• **Vos tâches**:
[a] Dans l'extrait sur la composition des matières fusibles, pourquoi vaut-il mieux n'introduire qu'en très petite quantité les terres calcaires dans le verre ? Répondez en une à trois phrases.
[b] Pourriez-vous poursuivre l'extrait sur la composition des matières fusibles du verre à partir de sa dernière phrase ?

• **Extrait source**:
++++

Composition des matières fusibles (2e partie)

25 Mai 2011 , Rédigé par gentilhomme verrier

Suite :

 

Les terres calcaires qu'on fait entrer dans la composition de certains verres, sont la craie, le moelon réduit en poudre, la chaux vive & éteinte à l'air, &c. Dans plusieurs verreries, on se sert de ces substances pour ménager les sels alkalis, parce qu'elles ont la propriété de faciliter la fusion des sables, (Voyez les raisons de cet effet dans le Manuel de Chymie de M. Beaumé). Mais il est bon de ne faire entrer de cette espèce de terre qu'en très petite quantité dans la composition de ce verre ; car quoiqu'elle y soit vitrifiée, elle n'est pas pour cela entièrement changée de nature ; il y en a toujours une grande partie qui conserve encore fon caractère calcaire. M. Baumé remarqua que les verres dans lesquels on en fait entrer une trop grande quantité sont attaquables par les acides, & sont détruits en fort peu de tems. Ces espèces de verre ne sont pas non plus d'une grande solidité, ils font très susceptibles de se casser au moindre contraste du froid & du chaud. Le verre commun de Lorraine avec lequel on fait les bouteilles à vin, est dans le cas dont nous parlons.

++++

• **Données enregistrées**:

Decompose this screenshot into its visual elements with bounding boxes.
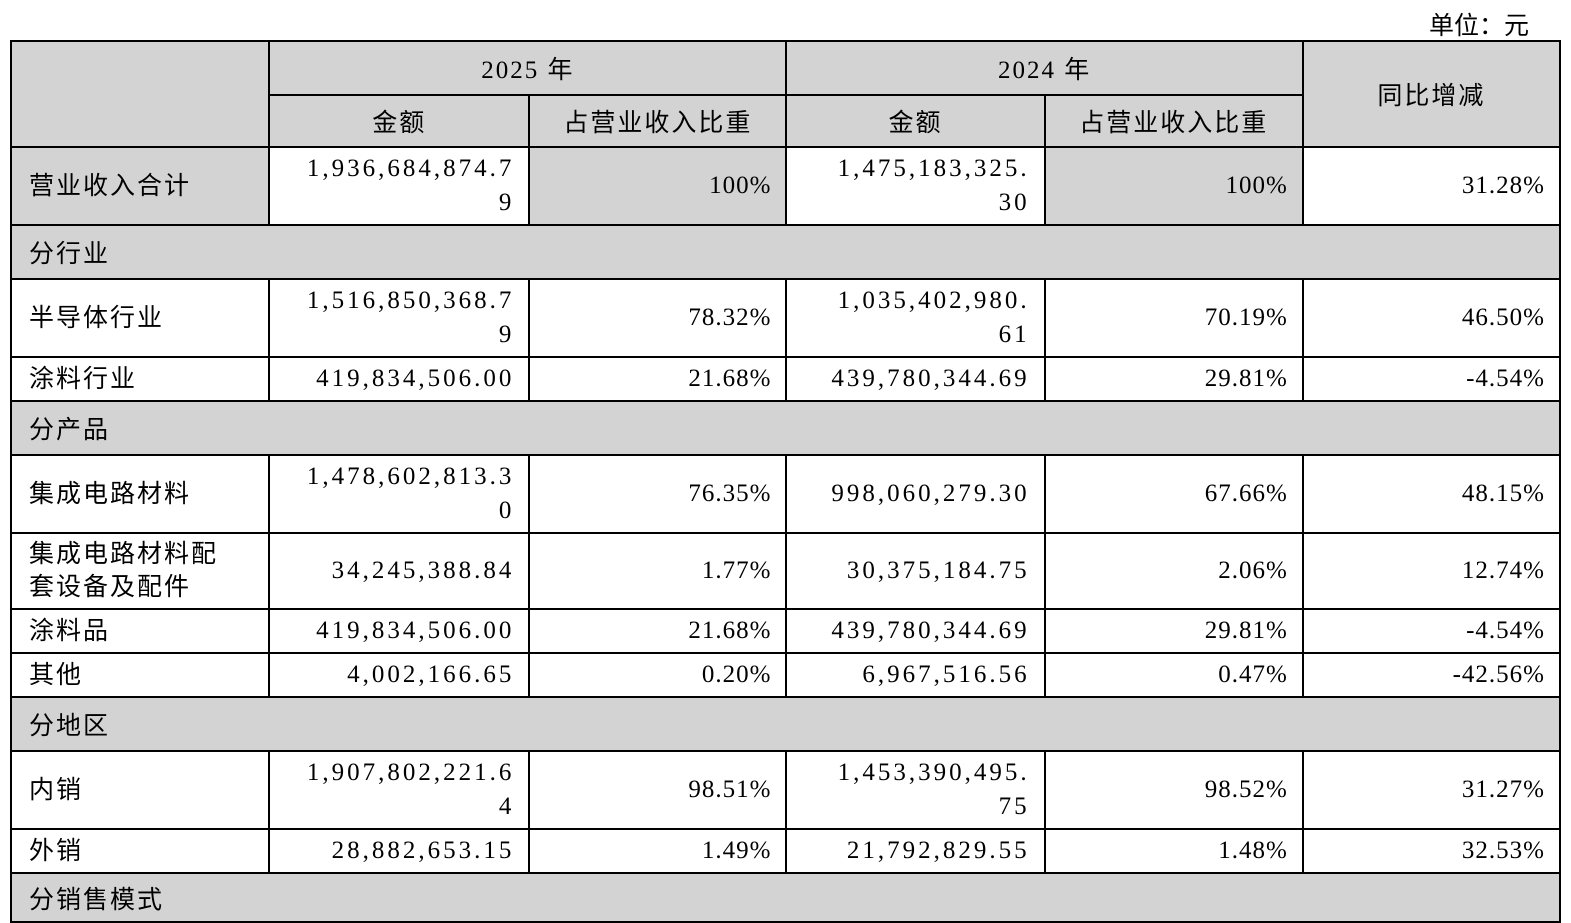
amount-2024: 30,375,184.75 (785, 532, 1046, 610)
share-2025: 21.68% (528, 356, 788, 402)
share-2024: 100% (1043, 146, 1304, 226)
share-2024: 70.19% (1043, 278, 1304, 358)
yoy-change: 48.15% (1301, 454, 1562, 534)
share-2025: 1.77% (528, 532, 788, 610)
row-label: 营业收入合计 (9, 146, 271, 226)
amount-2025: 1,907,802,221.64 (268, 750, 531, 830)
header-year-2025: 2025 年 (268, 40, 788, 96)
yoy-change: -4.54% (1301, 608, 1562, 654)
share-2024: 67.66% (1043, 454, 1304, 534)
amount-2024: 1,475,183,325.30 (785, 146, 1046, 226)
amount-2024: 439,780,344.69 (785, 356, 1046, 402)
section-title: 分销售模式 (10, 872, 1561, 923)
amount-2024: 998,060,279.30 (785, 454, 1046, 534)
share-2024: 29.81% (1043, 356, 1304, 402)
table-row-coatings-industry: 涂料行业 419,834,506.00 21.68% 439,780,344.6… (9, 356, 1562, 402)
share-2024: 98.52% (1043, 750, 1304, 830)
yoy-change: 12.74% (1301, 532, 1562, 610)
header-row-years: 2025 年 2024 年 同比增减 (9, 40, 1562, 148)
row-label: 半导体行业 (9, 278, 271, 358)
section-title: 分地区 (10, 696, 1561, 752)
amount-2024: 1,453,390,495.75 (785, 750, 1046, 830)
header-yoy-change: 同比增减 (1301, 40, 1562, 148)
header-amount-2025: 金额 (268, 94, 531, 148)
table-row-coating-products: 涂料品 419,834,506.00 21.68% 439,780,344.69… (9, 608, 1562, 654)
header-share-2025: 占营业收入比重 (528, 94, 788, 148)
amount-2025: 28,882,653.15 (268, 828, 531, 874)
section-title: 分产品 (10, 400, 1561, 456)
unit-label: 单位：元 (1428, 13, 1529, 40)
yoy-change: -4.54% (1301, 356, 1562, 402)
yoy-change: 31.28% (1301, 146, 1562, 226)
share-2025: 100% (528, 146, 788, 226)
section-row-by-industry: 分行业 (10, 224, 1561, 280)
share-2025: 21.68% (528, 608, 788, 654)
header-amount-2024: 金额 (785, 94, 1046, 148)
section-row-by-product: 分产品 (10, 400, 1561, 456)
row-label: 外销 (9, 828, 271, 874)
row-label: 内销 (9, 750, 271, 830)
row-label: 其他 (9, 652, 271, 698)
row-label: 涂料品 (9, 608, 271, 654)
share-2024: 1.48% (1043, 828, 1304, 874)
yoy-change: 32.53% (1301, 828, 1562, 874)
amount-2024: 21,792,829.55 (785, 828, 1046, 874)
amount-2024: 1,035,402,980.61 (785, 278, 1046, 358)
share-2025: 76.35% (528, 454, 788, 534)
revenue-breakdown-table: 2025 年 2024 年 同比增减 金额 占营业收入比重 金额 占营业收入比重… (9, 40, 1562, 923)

++++

• **Réponses par tâche**:
[a] Même vitrifiée, cette terre ne change pas entièrement de nature : une grande partie garde son caractère calcaire. Les verres qui en contiennent trop sont attaquables par les acides et se détruisent vite. Ils manquent aussi de solidité et cassent facilement au moindre contraste du froid et du chaud.

[b]
Il résulte de tout ce que nous venons de dire sur les matières dont on peut se servir pour faire le verre, qu'il faut les choisir suivant l'espèce ou la beauté du verre qu'on veut fabriquer. Lorsqu'on se propose de faire un beau verre blanc, il faut faire choix de sel alkali privé de cendres, parce qu'elles contiennent toujours un peu de matières phlogistiques charbonneuses. Le sable qu'on veut faire entrer dans cette espèce de verre doit être blanc ; il est bon de s'assurer par des expériences, s'il ne contient point de matières colorantes susceptibles de se développer au grand feu, comme cela arrive quelquefois. Ce sont là les matériaux du verre blanc. On forme du cristal avec ce même mélange en y ajoutant une certaine quantité d'une des chaux de plomb, dont nous avons parlé.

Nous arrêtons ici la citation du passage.